**WORK TO BE COMPLETED:**
In the records that follow, locate every line with "date" and extract it.

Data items
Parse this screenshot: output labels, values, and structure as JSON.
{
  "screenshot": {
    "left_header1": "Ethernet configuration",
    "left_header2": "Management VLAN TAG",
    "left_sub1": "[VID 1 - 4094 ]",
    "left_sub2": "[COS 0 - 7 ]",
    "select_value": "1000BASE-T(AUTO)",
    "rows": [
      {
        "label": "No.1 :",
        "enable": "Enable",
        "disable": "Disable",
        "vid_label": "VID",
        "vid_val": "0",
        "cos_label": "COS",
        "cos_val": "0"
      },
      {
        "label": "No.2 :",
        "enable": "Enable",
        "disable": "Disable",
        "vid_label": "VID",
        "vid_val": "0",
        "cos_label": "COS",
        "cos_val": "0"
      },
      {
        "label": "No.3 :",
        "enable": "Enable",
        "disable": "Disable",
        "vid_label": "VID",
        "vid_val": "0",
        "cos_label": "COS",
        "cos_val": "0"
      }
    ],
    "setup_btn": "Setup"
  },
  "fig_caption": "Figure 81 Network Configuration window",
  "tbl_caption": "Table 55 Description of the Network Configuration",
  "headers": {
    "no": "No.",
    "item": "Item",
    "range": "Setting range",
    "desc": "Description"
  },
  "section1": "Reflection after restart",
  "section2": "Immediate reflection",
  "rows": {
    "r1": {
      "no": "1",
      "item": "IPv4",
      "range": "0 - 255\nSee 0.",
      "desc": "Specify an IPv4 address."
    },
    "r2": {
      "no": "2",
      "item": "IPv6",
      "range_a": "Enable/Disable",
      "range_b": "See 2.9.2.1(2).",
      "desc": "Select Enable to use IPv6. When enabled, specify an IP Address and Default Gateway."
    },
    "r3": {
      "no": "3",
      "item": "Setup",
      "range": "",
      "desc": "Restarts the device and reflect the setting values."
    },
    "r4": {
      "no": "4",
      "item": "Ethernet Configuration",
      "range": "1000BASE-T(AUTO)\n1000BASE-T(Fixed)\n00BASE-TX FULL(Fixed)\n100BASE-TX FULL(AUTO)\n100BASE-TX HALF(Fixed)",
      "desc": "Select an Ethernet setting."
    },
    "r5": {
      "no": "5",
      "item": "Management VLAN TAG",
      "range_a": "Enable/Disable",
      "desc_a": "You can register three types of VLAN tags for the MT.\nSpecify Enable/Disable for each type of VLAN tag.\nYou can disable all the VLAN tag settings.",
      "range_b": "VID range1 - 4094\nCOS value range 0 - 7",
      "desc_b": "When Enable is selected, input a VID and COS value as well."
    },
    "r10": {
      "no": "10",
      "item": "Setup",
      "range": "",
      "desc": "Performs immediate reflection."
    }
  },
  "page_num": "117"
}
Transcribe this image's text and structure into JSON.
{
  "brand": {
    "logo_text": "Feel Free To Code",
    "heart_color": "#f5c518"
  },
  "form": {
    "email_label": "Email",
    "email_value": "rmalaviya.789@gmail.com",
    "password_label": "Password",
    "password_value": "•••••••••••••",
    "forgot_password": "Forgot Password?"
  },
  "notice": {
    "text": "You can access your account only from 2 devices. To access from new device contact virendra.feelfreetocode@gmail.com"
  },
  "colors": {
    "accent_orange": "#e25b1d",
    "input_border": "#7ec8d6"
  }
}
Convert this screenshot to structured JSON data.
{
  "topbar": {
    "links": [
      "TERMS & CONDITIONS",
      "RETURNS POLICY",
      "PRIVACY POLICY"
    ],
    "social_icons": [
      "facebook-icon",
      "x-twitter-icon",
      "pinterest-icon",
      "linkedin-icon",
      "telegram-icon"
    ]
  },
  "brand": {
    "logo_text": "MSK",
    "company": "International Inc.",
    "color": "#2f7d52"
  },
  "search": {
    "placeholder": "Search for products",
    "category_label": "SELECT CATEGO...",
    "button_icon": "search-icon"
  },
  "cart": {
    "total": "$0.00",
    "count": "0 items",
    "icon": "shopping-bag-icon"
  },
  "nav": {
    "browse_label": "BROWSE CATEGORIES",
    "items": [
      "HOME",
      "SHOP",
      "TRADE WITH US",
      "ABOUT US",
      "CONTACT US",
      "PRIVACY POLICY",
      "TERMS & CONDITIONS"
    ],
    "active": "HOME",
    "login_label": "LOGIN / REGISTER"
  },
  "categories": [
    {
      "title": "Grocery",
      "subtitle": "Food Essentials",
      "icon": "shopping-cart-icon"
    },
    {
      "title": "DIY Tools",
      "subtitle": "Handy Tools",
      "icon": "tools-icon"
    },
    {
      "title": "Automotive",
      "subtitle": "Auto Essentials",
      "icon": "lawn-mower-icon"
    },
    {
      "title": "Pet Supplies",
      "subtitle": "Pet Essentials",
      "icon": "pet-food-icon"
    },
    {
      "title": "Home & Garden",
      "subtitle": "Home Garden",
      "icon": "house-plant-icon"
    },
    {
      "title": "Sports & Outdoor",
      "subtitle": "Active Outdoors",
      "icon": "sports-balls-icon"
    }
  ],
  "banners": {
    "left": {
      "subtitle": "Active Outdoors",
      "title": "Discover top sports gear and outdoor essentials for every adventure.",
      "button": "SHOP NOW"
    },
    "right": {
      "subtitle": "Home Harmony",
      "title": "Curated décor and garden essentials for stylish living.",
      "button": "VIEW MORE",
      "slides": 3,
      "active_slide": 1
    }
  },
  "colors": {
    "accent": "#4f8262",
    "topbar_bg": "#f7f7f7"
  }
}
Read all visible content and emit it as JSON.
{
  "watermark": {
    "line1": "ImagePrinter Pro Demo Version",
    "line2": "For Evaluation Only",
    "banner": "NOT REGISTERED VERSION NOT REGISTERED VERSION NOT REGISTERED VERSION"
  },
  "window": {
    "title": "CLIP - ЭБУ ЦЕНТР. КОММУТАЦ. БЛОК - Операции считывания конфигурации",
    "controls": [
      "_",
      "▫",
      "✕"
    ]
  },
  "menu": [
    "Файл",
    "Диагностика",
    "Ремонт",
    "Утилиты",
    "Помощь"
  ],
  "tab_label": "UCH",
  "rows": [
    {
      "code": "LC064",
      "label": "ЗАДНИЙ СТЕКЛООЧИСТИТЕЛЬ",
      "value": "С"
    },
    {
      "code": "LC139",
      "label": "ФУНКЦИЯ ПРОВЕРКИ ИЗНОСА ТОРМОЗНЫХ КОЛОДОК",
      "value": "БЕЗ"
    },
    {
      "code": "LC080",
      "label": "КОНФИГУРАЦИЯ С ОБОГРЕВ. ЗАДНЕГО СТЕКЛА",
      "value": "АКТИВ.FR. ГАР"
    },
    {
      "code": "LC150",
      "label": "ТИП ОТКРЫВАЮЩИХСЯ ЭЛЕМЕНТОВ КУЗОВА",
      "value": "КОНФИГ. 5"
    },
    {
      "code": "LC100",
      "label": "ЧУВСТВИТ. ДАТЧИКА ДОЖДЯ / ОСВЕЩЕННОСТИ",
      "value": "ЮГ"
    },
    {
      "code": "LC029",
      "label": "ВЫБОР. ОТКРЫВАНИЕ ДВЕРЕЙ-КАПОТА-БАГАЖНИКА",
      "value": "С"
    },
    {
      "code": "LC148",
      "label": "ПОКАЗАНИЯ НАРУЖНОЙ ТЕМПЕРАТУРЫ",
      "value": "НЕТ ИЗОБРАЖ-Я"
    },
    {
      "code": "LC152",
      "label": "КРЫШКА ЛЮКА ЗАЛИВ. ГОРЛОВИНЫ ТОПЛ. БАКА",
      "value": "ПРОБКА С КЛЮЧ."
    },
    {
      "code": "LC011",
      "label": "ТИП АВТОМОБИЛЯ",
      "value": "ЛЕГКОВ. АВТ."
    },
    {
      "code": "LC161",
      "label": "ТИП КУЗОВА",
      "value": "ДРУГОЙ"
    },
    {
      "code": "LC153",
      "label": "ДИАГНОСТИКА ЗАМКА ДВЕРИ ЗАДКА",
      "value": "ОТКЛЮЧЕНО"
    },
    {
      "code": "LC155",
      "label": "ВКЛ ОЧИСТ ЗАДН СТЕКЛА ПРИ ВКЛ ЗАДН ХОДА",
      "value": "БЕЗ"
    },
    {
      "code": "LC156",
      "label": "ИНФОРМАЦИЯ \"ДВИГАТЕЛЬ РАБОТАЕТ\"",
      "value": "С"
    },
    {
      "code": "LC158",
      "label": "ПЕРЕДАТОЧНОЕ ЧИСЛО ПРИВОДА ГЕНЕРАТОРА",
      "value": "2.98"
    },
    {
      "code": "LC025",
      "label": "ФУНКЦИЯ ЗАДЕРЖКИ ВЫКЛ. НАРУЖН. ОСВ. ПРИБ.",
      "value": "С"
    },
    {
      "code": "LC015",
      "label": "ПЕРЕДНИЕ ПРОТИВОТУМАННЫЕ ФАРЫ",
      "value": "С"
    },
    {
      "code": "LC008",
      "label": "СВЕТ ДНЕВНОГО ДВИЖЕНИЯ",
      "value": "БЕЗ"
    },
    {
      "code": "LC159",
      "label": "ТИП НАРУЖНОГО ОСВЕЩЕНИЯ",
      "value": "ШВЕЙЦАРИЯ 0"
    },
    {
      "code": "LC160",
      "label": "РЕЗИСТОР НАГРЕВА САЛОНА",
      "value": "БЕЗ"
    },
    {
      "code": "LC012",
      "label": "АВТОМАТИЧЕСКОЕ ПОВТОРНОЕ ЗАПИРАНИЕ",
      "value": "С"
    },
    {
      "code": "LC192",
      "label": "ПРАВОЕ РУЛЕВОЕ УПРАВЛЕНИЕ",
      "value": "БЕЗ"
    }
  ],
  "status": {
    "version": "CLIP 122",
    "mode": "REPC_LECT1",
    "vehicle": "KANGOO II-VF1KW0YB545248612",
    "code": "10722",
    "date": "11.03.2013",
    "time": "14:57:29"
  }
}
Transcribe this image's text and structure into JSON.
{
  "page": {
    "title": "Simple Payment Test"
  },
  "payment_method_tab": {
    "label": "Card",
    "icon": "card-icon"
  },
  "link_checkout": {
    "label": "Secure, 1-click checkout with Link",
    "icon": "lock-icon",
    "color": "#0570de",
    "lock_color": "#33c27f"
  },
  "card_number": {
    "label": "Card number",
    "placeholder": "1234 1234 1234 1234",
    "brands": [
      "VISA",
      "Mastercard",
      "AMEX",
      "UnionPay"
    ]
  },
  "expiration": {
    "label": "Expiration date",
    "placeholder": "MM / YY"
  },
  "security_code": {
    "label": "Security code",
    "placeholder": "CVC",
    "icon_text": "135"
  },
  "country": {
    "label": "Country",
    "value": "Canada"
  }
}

**PROBLEM SOLUTION:**
    "date": "11.03.2013",
    "label": "Expiration date",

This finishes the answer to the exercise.